Work through the following lines and count those that hold the word "structured". Reply with that number only.
───── SUPPLIED INFORMATION ─────
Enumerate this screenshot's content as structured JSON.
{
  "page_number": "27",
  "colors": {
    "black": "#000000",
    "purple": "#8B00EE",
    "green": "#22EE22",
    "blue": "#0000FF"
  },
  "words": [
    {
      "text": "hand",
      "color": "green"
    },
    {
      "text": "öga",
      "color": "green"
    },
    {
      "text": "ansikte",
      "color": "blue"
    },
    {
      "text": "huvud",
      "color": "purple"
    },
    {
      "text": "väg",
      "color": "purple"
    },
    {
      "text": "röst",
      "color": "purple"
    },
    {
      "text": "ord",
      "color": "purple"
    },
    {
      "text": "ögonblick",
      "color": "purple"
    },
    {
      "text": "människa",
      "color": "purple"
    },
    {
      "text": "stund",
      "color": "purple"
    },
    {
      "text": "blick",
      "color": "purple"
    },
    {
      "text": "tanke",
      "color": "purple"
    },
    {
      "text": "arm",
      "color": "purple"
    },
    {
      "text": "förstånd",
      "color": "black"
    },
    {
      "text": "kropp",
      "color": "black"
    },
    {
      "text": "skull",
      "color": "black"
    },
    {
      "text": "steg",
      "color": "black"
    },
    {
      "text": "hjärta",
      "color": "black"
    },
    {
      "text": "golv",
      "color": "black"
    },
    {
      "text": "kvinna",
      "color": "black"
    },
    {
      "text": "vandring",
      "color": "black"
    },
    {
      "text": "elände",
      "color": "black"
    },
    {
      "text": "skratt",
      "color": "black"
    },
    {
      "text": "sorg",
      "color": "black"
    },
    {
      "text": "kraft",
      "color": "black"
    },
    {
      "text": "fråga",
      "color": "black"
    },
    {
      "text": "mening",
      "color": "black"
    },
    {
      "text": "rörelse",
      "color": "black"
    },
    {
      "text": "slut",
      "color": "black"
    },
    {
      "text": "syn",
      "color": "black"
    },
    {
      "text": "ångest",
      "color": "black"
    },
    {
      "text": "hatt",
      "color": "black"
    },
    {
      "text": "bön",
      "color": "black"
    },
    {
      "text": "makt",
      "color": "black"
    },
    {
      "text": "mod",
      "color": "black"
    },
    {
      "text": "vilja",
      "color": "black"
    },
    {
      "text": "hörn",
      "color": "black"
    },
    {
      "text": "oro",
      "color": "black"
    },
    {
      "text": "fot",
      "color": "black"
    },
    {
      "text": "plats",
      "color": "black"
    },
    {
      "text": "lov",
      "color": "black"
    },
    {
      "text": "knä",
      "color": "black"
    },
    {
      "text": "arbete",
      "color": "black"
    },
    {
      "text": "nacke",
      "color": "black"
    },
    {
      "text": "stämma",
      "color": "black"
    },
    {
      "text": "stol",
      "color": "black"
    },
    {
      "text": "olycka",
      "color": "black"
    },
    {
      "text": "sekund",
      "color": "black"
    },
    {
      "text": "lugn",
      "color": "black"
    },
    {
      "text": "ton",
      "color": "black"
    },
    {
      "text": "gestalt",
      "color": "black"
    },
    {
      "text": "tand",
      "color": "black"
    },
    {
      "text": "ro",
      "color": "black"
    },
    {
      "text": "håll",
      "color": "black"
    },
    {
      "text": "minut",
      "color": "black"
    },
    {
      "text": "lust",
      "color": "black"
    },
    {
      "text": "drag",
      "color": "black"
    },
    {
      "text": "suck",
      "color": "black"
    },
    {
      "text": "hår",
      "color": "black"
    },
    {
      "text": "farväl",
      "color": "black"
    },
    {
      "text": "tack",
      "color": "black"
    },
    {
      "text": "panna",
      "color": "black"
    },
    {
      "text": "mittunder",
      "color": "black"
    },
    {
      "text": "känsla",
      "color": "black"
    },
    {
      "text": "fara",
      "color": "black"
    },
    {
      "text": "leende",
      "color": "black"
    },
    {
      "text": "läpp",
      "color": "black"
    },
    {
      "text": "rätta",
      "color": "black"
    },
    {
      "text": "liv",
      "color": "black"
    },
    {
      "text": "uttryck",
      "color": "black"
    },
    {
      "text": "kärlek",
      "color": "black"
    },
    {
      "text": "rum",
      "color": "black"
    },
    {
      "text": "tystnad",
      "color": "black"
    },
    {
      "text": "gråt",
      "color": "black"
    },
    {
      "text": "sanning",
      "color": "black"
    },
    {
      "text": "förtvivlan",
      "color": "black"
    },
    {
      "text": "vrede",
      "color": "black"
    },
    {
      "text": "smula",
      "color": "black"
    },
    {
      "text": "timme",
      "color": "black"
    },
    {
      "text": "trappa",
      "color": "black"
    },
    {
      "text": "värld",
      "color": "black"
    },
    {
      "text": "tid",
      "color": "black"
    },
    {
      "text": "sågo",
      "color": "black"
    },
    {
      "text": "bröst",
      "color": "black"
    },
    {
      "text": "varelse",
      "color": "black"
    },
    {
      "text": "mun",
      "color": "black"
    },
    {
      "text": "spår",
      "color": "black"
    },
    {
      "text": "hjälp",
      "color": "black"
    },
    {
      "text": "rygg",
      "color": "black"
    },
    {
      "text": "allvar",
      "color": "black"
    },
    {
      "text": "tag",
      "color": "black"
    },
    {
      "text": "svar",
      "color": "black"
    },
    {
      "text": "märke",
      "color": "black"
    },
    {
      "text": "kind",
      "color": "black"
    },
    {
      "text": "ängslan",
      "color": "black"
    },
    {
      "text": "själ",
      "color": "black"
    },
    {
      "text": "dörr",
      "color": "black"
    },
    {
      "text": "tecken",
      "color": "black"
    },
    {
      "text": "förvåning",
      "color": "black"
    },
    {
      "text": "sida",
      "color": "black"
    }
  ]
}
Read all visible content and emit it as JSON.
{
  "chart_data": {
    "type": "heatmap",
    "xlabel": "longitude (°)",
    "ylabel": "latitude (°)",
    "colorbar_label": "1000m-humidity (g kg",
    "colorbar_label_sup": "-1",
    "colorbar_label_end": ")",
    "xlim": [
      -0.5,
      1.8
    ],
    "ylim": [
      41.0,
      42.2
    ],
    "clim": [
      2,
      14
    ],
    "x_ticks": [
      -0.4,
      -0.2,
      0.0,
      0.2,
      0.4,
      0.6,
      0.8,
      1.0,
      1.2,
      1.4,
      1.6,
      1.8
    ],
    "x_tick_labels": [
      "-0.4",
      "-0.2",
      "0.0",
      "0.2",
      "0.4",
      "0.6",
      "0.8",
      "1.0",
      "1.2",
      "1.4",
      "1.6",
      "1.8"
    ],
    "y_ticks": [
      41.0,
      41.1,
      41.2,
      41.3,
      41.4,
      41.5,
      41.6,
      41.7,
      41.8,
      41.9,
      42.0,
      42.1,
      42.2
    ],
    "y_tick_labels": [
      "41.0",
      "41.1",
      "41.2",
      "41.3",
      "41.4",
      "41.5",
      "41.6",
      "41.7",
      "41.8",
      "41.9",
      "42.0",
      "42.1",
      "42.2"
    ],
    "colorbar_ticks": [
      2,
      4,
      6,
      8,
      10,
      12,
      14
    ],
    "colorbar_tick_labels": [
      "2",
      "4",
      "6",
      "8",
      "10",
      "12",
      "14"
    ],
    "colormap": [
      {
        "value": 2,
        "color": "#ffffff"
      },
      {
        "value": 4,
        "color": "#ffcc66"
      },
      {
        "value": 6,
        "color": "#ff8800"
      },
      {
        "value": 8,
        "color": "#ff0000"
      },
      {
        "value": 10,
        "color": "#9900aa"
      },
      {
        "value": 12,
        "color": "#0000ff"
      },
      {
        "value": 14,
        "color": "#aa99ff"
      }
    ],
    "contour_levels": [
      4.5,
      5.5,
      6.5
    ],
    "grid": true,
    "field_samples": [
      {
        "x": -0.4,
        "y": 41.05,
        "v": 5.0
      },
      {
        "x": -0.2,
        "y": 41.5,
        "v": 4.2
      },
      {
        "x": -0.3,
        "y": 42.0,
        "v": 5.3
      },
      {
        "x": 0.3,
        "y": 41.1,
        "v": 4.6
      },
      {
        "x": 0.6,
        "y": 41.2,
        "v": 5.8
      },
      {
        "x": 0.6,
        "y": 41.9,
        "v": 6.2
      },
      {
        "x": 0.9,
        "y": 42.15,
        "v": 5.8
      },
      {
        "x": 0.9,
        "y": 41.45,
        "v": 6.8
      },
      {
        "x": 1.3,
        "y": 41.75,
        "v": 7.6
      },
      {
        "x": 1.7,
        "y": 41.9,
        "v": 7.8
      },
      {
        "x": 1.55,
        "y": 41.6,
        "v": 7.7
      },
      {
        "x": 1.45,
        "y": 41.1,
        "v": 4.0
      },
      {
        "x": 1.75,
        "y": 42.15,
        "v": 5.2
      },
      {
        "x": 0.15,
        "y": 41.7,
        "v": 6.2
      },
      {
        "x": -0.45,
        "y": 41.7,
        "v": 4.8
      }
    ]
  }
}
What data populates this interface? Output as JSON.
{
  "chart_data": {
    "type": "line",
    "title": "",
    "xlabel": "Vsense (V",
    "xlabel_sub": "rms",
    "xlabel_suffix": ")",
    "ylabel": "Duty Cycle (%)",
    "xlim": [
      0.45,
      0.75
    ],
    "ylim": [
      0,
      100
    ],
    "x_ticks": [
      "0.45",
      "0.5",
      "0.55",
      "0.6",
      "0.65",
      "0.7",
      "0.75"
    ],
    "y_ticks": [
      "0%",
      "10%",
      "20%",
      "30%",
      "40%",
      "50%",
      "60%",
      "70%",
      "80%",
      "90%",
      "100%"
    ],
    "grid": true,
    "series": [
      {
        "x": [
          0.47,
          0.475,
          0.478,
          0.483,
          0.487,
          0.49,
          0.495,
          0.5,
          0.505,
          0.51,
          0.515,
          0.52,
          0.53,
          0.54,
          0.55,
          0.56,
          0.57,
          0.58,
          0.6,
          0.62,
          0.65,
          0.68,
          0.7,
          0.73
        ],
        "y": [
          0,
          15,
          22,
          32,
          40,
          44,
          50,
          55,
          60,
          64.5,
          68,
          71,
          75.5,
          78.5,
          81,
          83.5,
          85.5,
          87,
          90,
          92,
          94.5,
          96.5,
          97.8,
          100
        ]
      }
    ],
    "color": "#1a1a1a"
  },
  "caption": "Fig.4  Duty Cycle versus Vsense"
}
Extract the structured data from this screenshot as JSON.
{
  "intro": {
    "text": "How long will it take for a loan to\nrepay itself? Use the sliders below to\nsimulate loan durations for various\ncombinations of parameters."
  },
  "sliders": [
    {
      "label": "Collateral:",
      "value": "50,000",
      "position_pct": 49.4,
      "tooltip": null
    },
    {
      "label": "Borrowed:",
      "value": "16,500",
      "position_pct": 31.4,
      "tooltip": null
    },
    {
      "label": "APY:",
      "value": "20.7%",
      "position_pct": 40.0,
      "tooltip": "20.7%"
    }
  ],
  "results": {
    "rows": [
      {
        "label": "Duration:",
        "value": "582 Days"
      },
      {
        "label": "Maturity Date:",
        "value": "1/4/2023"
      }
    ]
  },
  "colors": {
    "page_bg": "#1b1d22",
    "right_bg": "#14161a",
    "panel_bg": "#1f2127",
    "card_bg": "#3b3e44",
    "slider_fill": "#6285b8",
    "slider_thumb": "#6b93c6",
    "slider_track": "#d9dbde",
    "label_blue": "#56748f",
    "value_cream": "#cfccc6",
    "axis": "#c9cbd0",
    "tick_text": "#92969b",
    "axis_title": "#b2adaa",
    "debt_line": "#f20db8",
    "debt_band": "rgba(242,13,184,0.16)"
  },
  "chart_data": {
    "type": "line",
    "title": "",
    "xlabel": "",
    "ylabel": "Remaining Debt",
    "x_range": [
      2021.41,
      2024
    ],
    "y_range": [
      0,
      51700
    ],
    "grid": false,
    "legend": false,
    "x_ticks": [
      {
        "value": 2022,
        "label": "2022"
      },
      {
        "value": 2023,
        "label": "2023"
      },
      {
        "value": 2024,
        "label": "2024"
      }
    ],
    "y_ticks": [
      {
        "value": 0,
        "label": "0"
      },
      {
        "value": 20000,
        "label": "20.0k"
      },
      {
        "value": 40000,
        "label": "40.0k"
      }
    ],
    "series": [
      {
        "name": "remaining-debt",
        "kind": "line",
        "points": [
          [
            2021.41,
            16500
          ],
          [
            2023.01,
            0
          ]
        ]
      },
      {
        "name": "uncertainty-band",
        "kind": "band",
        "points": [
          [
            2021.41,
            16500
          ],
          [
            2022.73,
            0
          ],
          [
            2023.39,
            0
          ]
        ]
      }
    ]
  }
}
─────
▶ SOLUTION TO THE PROBLEM: 2